### Job
Output the lines that run from the line containing "column-header-konto-partial[interactable]: Konto f" through the line containing "row-selector-cell[interactable] [8, 381, 29, 399]", including both, without any change.

Collected data entries
+-------+
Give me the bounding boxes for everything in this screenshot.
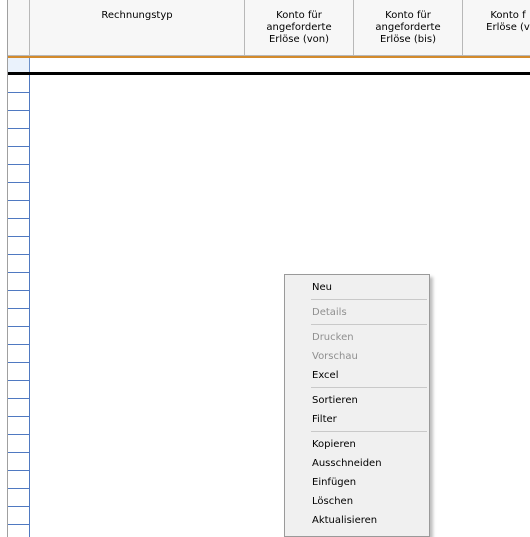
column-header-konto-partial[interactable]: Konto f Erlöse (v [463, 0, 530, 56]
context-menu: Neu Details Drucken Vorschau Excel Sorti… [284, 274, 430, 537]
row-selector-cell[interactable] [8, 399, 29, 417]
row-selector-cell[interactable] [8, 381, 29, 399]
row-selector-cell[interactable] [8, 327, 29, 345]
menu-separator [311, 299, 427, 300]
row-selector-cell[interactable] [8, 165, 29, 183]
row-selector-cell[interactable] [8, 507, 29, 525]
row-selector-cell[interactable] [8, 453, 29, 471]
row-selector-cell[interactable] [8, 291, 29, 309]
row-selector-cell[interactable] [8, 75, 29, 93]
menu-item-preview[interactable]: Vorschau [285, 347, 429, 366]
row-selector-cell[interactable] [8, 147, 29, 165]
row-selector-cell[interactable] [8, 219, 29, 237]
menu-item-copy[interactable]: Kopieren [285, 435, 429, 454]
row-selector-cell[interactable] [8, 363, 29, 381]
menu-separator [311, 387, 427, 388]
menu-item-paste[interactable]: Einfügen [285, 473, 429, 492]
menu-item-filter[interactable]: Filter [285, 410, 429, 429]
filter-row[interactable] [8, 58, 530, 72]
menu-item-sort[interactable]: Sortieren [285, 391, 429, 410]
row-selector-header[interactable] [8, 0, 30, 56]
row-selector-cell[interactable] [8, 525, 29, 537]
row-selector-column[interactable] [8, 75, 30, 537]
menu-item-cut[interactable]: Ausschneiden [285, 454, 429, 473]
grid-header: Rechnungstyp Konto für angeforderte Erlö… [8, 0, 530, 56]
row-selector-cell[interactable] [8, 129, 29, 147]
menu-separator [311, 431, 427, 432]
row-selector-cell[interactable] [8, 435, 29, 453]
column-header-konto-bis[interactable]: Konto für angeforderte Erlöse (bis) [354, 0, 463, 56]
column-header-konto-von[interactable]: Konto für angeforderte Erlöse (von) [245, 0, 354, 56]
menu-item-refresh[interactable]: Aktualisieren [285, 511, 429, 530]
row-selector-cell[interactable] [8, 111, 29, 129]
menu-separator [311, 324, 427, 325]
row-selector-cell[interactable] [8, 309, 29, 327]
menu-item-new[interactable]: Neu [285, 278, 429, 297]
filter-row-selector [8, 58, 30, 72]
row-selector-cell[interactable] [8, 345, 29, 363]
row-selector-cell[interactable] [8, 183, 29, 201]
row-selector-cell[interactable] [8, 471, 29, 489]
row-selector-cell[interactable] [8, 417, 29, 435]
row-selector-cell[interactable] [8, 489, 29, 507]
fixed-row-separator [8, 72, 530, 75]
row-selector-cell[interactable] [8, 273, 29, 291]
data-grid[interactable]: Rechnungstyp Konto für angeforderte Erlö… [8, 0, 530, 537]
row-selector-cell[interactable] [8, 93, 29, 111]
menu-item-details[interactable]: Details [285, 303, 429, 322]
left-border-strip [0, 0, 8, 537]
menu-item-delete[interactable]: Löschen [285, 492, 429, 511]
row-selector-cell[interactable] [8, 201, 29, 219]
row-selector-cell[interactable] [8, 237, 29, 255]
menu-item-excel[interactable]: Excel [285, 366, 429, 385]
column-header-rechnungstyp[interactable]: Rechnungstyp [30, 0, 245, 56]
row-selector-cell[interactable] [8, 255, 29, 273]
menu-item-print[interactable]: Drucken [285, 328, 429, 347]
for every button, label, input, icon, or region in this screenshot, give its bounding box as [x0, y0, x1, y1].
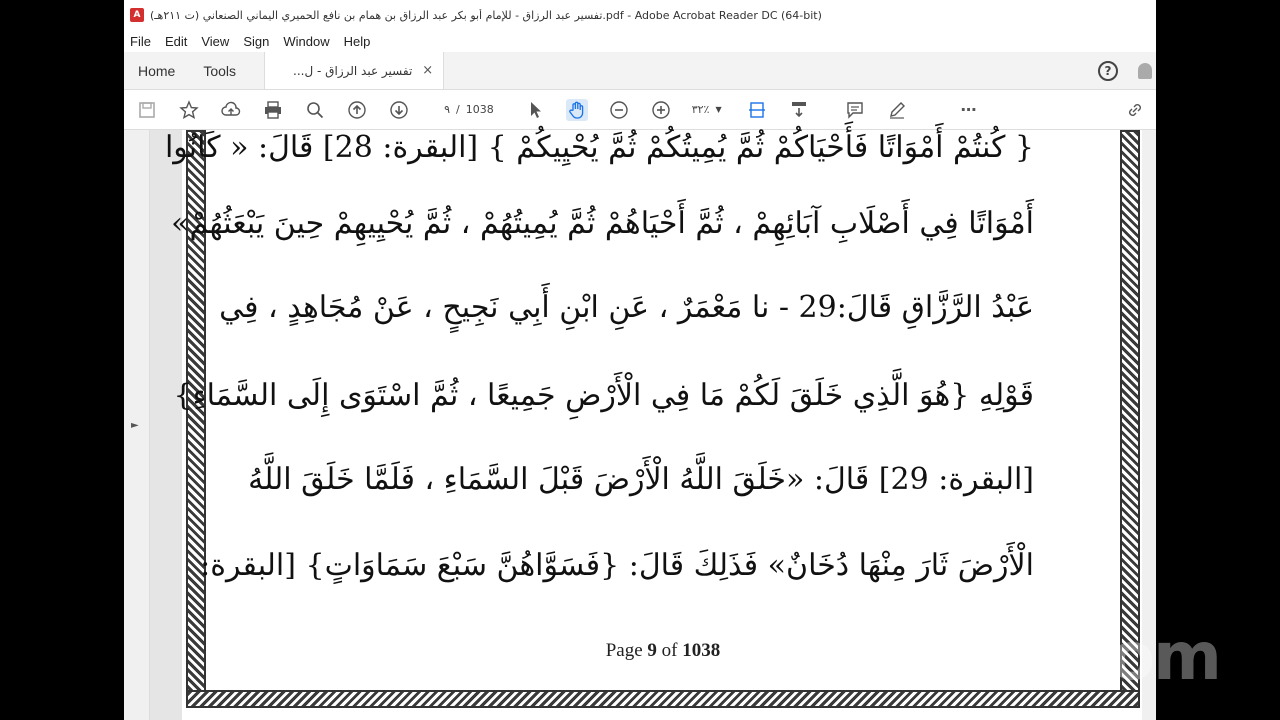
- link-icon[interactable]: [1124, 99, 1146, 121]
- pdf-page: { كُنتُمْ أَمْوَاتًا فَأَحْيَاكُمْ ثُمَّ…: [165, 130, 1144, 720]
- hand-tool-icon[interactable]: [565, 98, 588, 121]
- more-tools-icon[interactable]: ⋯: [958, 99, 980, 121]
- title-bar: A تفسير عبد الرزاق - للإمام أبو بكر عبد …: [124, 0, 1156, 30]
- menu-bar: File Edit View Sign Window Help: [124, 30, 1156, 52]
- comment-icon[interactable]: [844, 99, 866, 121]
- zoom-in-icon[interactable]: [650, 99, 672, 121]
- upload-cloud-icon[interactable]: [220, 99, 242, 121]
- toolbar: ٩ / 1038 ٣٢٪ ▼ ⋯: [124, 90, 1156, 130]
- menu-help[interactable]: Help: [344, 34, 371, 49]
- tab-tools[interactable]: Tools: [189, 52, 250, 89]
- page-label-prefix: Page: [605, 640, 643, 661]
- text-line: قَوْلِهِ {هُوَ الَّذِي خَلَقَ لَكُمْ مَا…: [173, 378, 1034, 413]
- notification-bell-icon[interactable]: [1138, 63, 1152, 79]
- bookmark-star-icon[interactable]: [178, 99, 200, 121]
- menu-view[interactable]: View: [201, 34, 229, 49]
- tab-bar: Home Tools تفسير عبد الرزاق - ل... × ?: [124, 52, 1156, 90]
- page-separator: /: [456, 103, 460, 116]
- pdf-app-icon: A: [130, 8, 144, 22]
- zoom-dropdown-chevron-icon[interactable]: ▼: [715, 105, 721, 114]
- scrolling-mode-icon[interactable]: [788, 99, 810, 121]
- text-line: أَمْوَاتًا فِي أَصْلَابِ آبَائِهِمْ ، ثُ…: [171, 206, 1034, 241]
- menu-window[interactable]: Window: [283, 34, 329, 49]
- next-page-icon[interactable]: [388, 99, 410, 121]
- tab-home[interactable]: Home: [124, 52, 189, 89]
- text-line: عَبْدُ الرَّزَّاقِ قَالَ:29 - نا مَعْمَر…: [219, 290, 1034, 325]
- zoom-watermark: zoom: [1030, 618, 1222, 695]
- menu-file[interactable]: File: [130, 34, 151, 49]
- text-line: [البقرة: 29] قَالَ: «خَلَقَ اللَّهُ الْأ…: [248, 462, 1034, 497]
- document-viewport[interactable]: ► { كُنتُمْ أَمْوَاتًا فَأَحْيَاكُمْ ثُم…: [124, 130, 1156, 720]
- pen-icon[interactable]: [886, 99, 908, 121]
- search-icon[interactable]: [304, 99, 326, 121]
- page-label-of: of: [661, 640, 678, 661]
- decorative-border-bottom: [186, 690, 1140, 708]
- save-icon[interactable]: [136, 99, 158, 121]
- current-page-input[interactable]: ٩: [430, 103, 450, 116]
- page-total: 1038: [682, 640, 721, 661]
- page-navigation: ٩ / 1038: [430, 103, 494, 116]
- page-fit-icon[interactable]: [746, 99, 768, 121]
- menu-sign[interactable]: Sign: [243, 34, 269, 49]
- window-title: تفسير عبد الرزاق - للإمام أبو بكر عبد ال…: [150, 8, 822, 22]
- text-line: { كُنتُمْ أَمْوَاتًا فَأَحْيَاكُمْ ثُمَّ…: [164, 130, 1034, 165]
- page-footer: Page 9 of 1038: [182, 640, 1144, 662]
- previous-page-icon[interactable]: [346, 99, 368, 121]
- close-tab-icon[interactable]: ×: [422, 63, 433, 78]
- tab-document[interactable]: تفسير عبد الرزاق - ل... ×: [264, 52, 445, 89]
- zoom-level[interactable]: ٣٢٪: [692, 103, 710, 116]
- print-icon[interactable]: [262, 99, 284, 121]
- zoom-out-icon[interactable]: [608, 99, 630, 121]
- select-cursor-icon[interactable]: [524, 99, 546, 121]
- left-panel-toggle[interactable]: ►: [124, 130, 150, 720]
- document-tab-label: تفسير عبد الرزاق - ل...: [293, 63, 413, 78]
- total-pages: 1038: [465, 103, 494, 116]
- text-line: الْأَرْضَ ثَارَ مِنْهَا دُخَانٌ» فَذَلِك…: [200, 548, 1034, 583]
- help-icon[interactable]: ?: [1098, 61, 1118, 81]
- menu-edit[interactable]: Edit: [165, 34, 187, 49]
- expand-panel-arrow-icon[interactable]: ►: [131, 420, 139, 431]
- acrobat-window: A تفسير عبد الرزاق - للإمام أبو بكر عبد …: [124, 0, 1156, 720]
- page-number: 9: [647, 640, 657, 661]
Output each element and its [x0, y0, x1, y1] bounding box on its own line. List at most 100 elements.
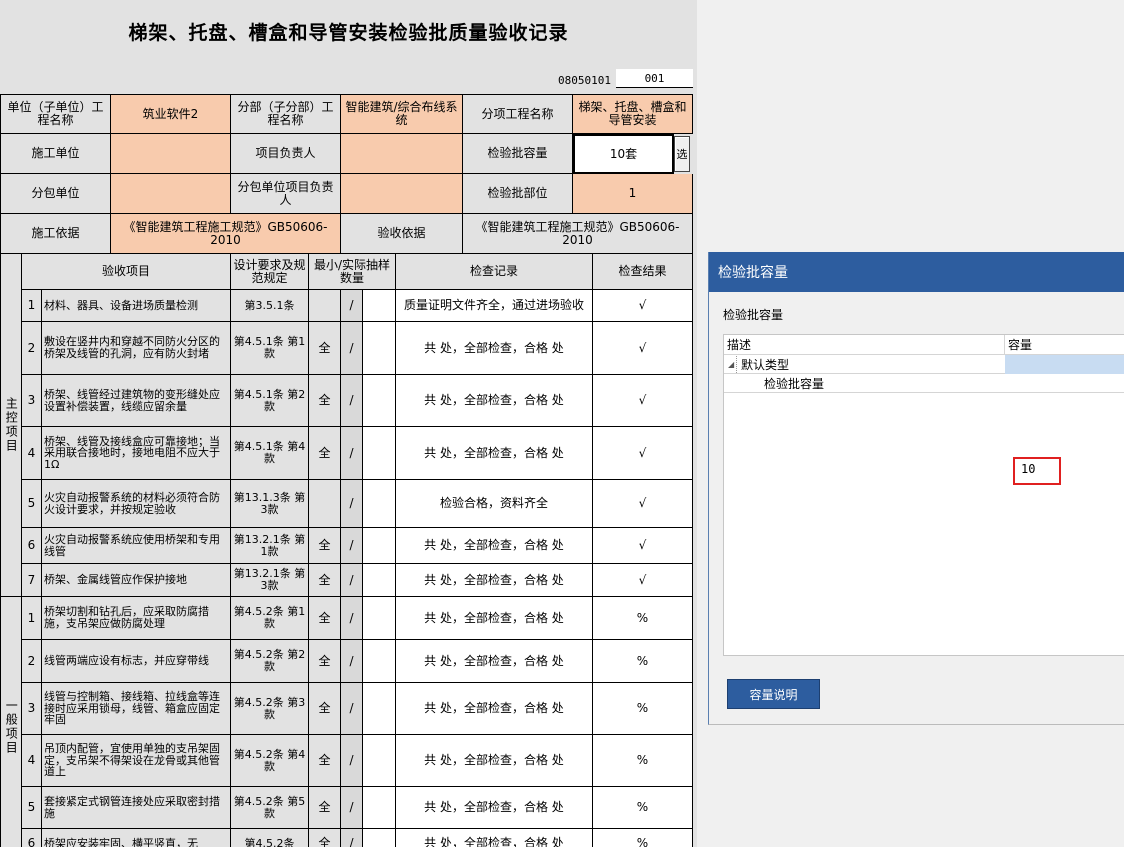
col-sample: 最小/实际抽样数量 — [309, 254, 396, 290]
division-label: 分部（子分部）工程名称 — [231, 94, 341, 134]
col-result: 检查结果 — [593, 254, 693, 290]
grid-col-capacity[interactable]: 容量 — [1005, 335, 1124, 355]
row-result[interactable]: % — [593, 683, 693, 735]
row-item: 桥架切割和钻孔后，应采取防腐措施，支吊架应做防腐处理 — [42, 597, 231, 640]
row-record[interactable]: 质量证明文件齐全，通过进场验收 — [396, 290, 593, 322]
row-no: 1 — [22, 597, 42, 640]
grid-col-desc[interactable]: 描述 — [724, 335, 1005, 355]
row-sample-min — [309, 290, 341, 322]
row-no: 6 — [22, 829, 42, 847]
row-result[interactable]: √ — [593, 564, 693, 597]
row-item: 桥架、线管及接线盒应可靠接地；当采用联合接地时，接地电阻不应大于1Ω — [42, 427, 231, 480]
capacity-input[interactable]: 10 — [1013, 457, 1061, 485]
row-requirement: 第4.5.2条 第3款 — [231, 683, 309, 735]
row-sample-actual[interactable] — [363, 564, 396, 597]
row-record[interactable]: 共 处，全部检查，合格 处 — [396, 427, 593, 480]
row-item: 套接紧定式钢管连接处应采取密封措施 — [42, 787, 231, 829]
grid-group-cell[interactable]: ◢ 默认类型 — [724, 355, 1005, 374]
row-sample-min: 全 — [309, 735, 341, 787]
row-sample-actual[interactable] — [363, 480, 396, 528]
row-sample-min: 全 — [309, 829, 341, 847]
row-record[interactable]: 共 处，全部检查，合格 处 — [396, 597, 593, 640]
+-------+
### Result below
column-header-konto-partial[interactable]: Konto f Erlöse (v [463, 0, 530, 56]
context-menu: Neu Details Drucken Vorschau Excel Sorti… [284, 274, 430, 537]
row-selector-cell[interactable] [8, 399, 29, 417]
row-selector-cell[interactable] [8, 381, 29, 399]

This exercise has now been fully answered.